WHAT THE TASK ASKS:
Begin at the line that holds "Give me the" and retype every line through the end of the material, both included. Leave out the pictures.

-- START OF DATASET EXTRACT --

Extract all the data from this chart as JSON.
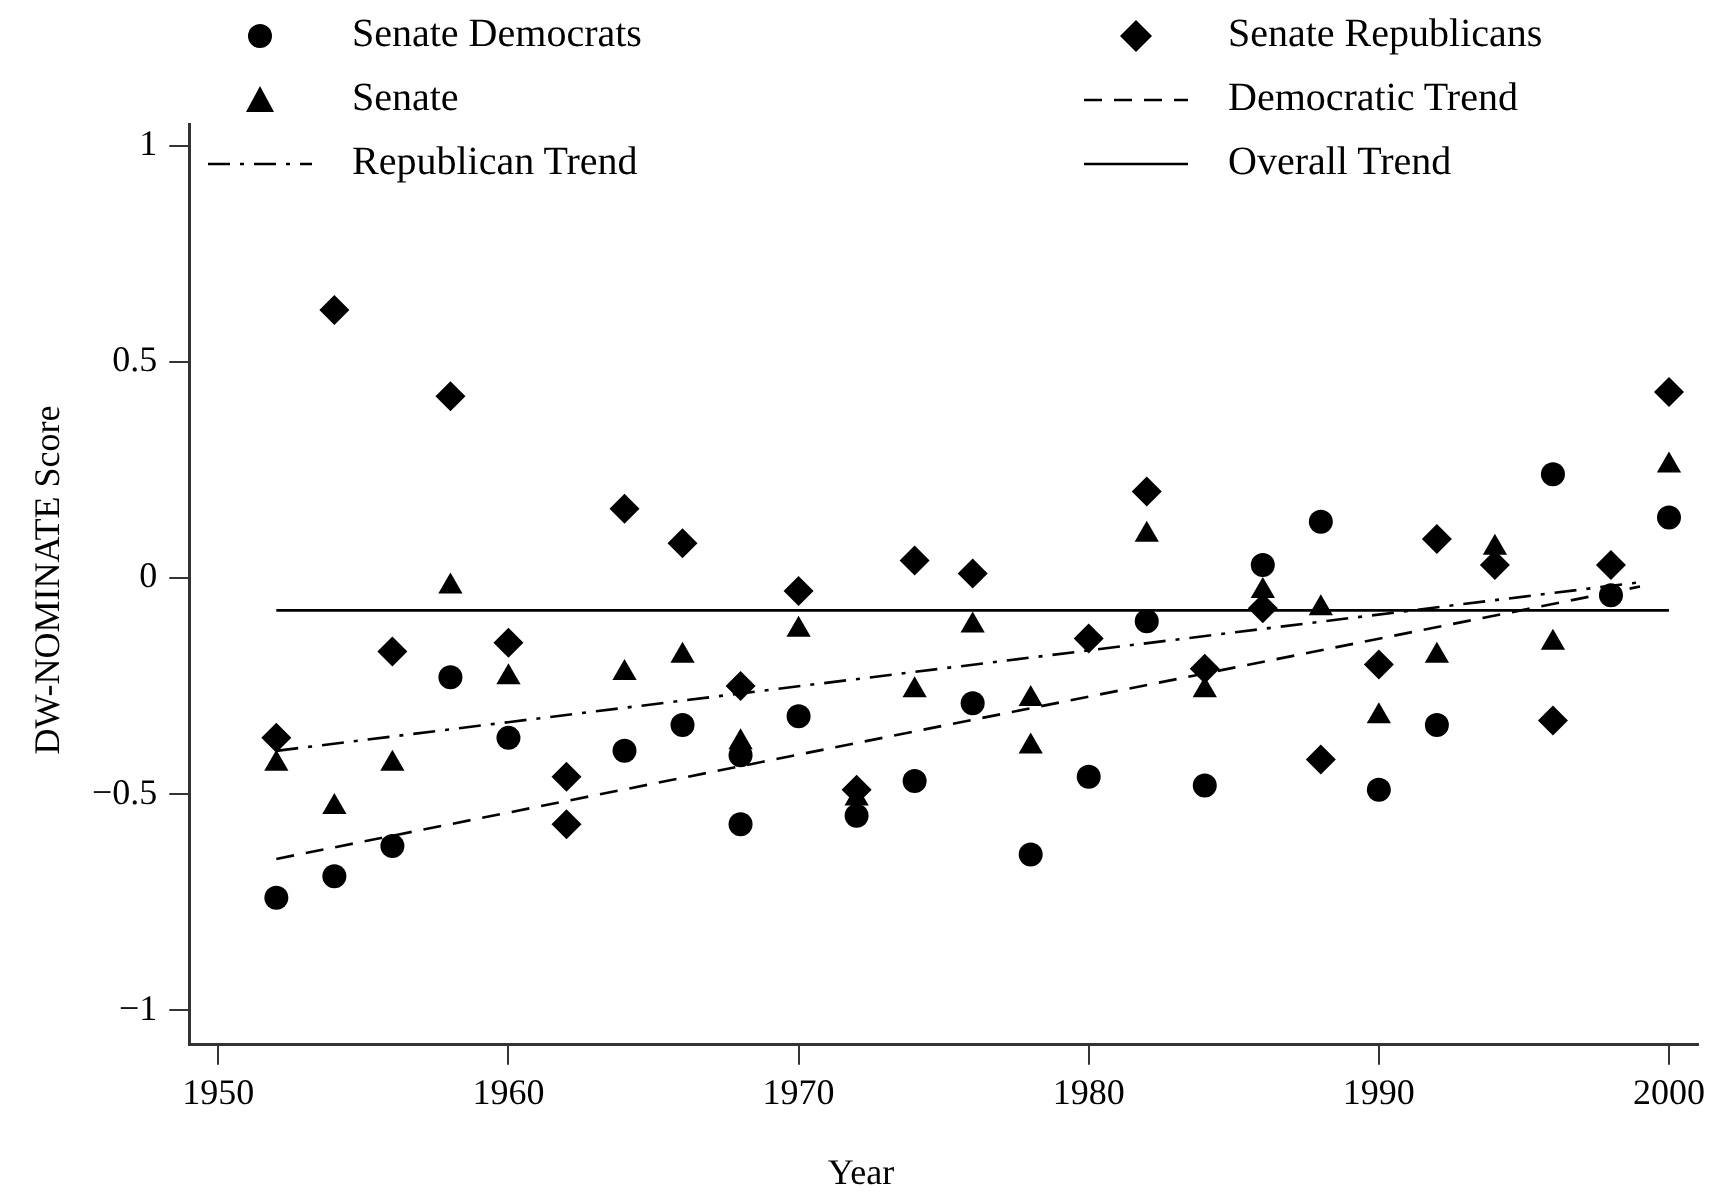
{
  "chart_data": {
    "type": "scatter",
    "xlabel": "Year",
    "ylabel": "DW-NOMINATE Score",
    "xlim": [
      1949,
      2001
    ],
    "xticks": [
      1950,
      1960,
      1970,
      1980,
      1990,
      2000
    ],
    "ylim": [
      -1.08,
      1.05
    ],
    "yticks": [
      {
        "value": -1,
        "label": "−1"
      },
      {
        "value": -0.5,
        "label": "−0.5"
      },
      0,
      0.5,
      1
    ],
    "grid": false,
    "legend": "top",
    "series": [
      {
        "name": "Senate Democrats",
        "type": "scatter",
        "marker": "circle",
        "color": "#000000",
        "x": [
          1952,
          1954,
          1956,
          1958,
          1960,
          1964,
          1966,
          1968,
          1968,
          1970,
          1972,
          1974,
          1976,
          1978,
          1980,
          1982,
          1984,
          1986,
          1988,
          1990,
          1992,
          1996,
          1998,
          2000
        ],
        "values": [
          -0.74,
          -0.69,
          -0.62,
          -0.23,
          -0.37,
          -0.4,
          -0.34,
          -0.41,
          -0.57,
          -0.32,
          -0.55,
          -0.47,
          -0.29,
          -0.64,
          -0.46,
          -0.1,
          -0.48,
          0.03,
          0.13,
          -0.49,
          -0.34,
          0.24,
          -0.04,
          0.14
        ]
      },
      {
        "name": "Senate Republicans",
        "type": "scatter",
        "marker": "diamond",
        "color": "#000000",
        "x": [
          1952,
          1954,
          1956,
          1958,
          1960,
          1962,
          1962,
          1964,
          1966,
          1968,
          1970,
          1972,
          1974,
          1976,
          1980,
          1982,
          1984,
          1986,
          1988,
          1990,
          1992,
          1994,
          1996,
          1998,
          2000
        ],
        "values": [
          -0.37,
          0.62,
          -0.17,
          0.42,
          -0.15,
          -0.46,
          -0.57,
          0.16,
          0.08,
          -0.25,
          -0.03,
          -0.49,
          0.04,
          0.01,
          -0.14,
          0.2,
          -0.21,
          -0.07,
          -0.42,
          -0.2,
          0.09,
          0.03,
          -0.33,
          0.03,
          0.43
        ]
      },
      {
        "name": "Senate",
        "type": "scatter",
        "marker": "triangle",
        "color": "#000000",
        "x": [
          1952,
          1954,
          1956,
          1958,
          1960,
          1964,
          1966,
          1968,
          1970,
          1972,
          1974,
          1976,
          1978,
          1978,
          1982,
          1984,
          1986,
          1988,
          1990,
          1992,
          1994,
          1996,
          2000
        ],
        "values": [
          -0.43,
          -0.53,
          -0.43,
          -0.02,
          -0.23,
          -0.22,
          -0.18,
          -0.38,
          -0.12,
          -0.51,
          -0.26,
          -0.11,
          -0.28,
          -0.39,
          0.1,
          -0.26,
          -0.03,
          -0.07,
          -0.32,
          -0.18,
          0.07,
          -0.15,
          0.26
        ]
      },
      {
        "name": "Democratic Trend",
        "type": "line",
        "line_style": "dashed",
        "color": "#000000",
        "x": [
          1952,
          1999
        ],
        "values": [
          -0.65,
          -0.02
        ]
      },
      {
        "name": "Republican Trend",
        "type": "line",
        "line_style": "dashdot",
        "color": "#000000",
        "x": [
          1952,
          1999
        ],
        "values": [
          -0.4,
          -0.01
        ]
      },
      {
        "name": "Overall Trend",
        "type": "line",
        "line_style": "solid",
        "color": "#000000",
        "x": [
          1952,
          2000
        ],
        "values": [
          -0.075,
          -0.075
        ]
      }
    ]
  }
}
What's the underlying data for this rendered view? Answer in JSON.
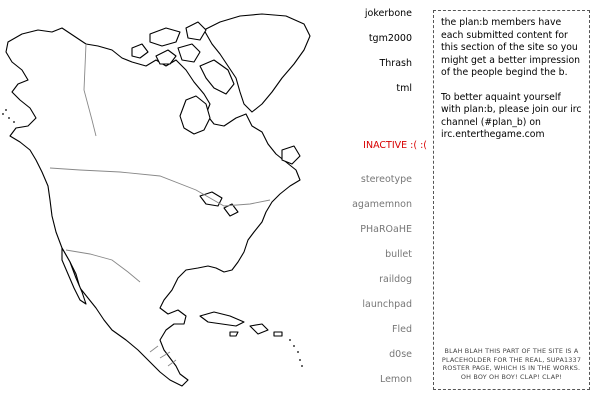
{
  "members": {
    "active": [
      {
        "name": "jokerbone"
      },
      {
        "name": "tgm2000"
      },
      {
        "name": "Thrash"
      },
      {
        "name": "tml"
      }
    ],
    "inactive_heading": "INACTIVE :( :(",
    "inactive": [
      {
        "name": "stereotype"
      },
      {
        "name": "agamemnon"
      },
      {
        "name": "PHaROaHE"
      },
      {
        "name": "bullet"
      },
      {
        "name": "raildog"
      },
      {
        "name": "launchpad"
      },
      {
        "name": "Fled"
      },
      {
        "name": "d0se"
      },
      {
        "name": "Lemon"
      }
    ]
  },
  "info": {
    "paragraph1": "the plan:b members have each submitted content for this section of the site so you might get a better impression of the people begind the b.",
    "paragraph2": "To better aquaint yourself with plan:b, please join our irc channel (#plan_b) on irc.enterthegame.com",
    "placeholder_note": "BLAH BLAH THIS PART OF THE SITE IS A PLACEHOLDER FOR THE REAL, SUPA1337 ROSTER PAGE, WHICH IS IN THE WORKS. OH BOY OH BOY! CLAP! CLAP!"
  },
  "colors": {
    "inactive_heading": "#d80000",
    "inactive_name": "#777777",
    "active_name": "#000000",
    "map_outline": "#000000",
    "map_borders": "#888888"
  }
}
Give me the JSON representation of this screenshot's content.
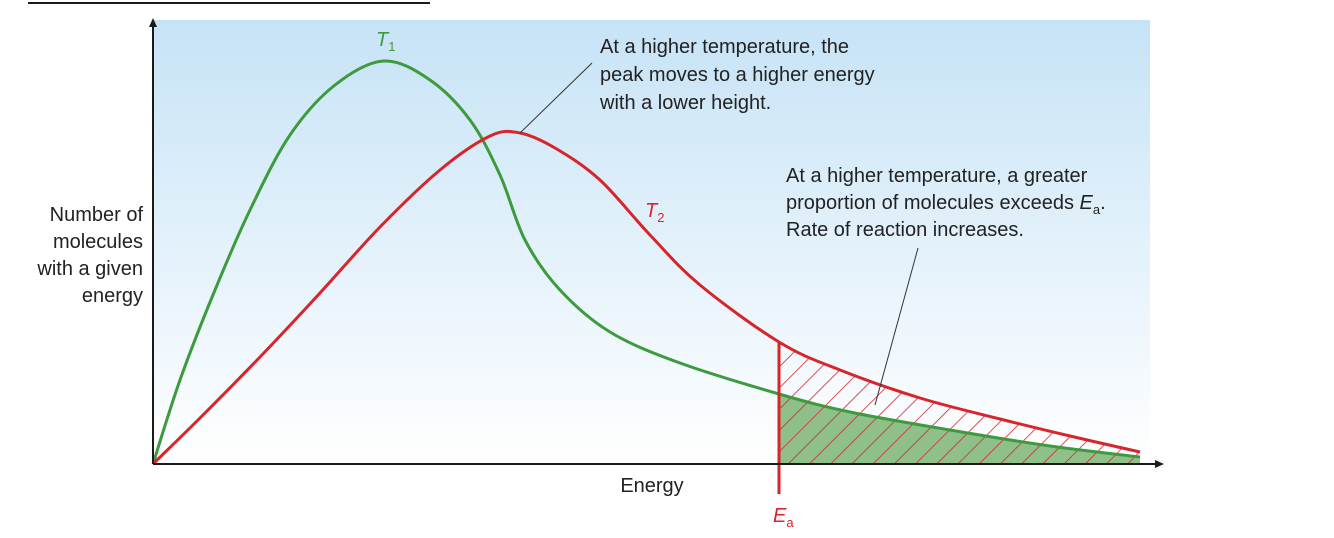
{
  "diagram": {
    "x_axis_label": "Energy",
    "y_axis_label_lines": [
      "Number of",
      "molecules",
      "with a given",
      "energy"
    ],
    "curve_t1": {
      "label": "T",
      "subscript": "1",
      "color": "#3d9a3d"
    },
    "curve_t2": {
      "label": "T",
      "subscript": "2",
      "color": "#d6252b"
    },
    "activation_energy": {
      "label": "E",
      "subscript": "a"
    },
    "annotation_peak_lines": [
      "At a higher temperature, the",
      "peak moves to a higher energy",
      "with a lower height."
    ],
    "annotation_area": {
      "line1": "At a higher temperature, a greater",
      "line2_prefix": "proportion of molecules exceeds ",
      "line2_symbol": "E",
      "line2_subscript": "a",
      "line2_suffix": ".",
      "line3": "Rate of reaction increases."
    },
    "colors": {
      "background_top": "#c6e3f6",
      "background_bottom": "#ffffff",
      "axis": "#1a1a1a",
      "shaded_area": "#8fc08a",
      "hatch": "#d6252b"
    }
  }
}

-- END OF DATASET EXTRACT --

PROBLEM SOLUTION:
Give me the JSON representation of this screenshot's content.
{
  "diagram": {
    "x_axis_label": "Energy",
    "y_axis_label_lines": [
      "Number of",
      "molecules",
      "with a given",
      "energy"
    ],
    "curve_t1": {
      "label": "T",
      "subscript": "1",
      "color": "#3d9a3d"
    },
    "curve_t2": {
      "label": "T",
      "subscript": "2",
      "color": "#d6252b"
    },
    "activation_energy": {
      "label": "E",
      "subscript": "a"
    },
    "annotation_peak_lines": [
      "At a higher temperature, the",
      "peak moves to a higher energy",
      "with a lower height."
    ],
    "annotation_area": {
      "line1": "At a higher temperature, a greater",
      "line2_prefix": "proportion of molecules exceeds ",
      "line2_symbol": "E",
      "line2_subscript": "a",
      "line2_suffix": ".",
      "line3": "Rate of reaction increases."
    },
    "colors": {
      "background_top": "#c6e3f6",
      "background_bottom": "#ffffff",
      "axis": "#1a1a1a",
      "shaded_area": "#8fc08a",
      "hatch": "#d6252b"
    }
  }
}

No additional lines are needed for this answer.